Excerpt>
++++++++++++++++++++

Time’s Up Ateneo 2nd Anniversary Statement
15 October 2021
Two years after the historic protests against sexual violence and impunity that shook the Ateneo de Manila University beginning 15 October 2019, we at Time’s Up Ateneo reaffirm our commitment to survivors’ struggle for justice and healing. Though Time’s Up Ateneo was formally founded two days later, the 15 October protest was our veritable spiritual founding: the ideals it represented continue to ground and animate our work.
On our second anniversary, we wish not only to celebrate what we have achieved, but also to chart our path forward. The path before us invites not only survivors and advocates, but the larger community: away from the complicity that enables sexual violence, toward a future defined by care. Our second anniversary thus features activities and projects that reflect the theme: from complicity to care.
Fighting sexual violence and institutional complicity is a battle on multiple fronts, and hard-won victories might be followed by disappointing setbacks. The Ateneo community has gone a considerable way in addressing a culture of complicity that has often burdened and punished survivors. One hard-won victory in this regard is the implementation of the new Code of Decorum and Administrative Rules on Sexual Harassment, Other Forms of Sexual Misconduct, and Inappropriate Behavior since September 2020, after a thorough consultation and revision process that saw the participation of many survivors and advocates, including Time’s Up Ateneo.
In a statement last 15 February 2021, Time’s Up Ateneo, along with the Sanggunian Commission on Anti-Sexual Misconduct and Violence (CASMV), welcomed the introduction of the new Code as a “significant development in addressing sexual and gender-based violence.” The joint statement, however, also called on the University to “duly honor survivors, their healing, and their vision of justice” in the implementation of the new Code. Indeed, the pursuit of healing and justice cannot be achieved without redress for past injustices.
As such, in our February statement, we expressly asked the University administration for a genuine apology for and a clear rectification of the 23 October 2019 memorandum from the Office of the President, which, as we have previously said, “misled the community on the issue and discredited the stories and voices of survivors and their advocates.” We also called on the administration to formally release survivors from any NDAs signed with University offices and to refrain from weaponizing these and the Data Privacy Act against survivors and their supporters.

++++++++++++++++++++

Short problem 1> According to the anniversary statement, since when has the new Code of Decorum been implemented?
Short problem 2> Print the stretch of the anniversary statement from "In a statement" through "for past injustices.".

Collected material>

++++++++++++++++++++

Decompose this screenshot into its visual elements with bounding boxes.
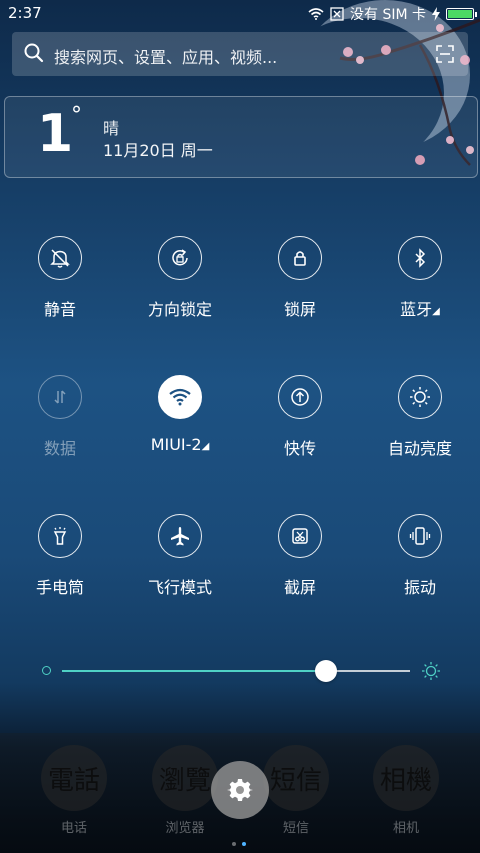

++++++++++++++++++++

Task answer 1> Since September 2020.

Task answer 2>
In a statement last 15 February 2021, Time’s Up Ateneo, along with the Sanggunian Commission on Anti-Sexual Misconduct and Violence (CASMV), welcomed the introduction of the new Code as a “significant development in addressing sexual and gender-based violence.” The joint statement, however, also called on the University to “duly honor survivors, their healing, and their vision of justice” in the implementation of the new Code. Indeed, the pursuit of healing and justice cannot be achieved without redress for past injustices.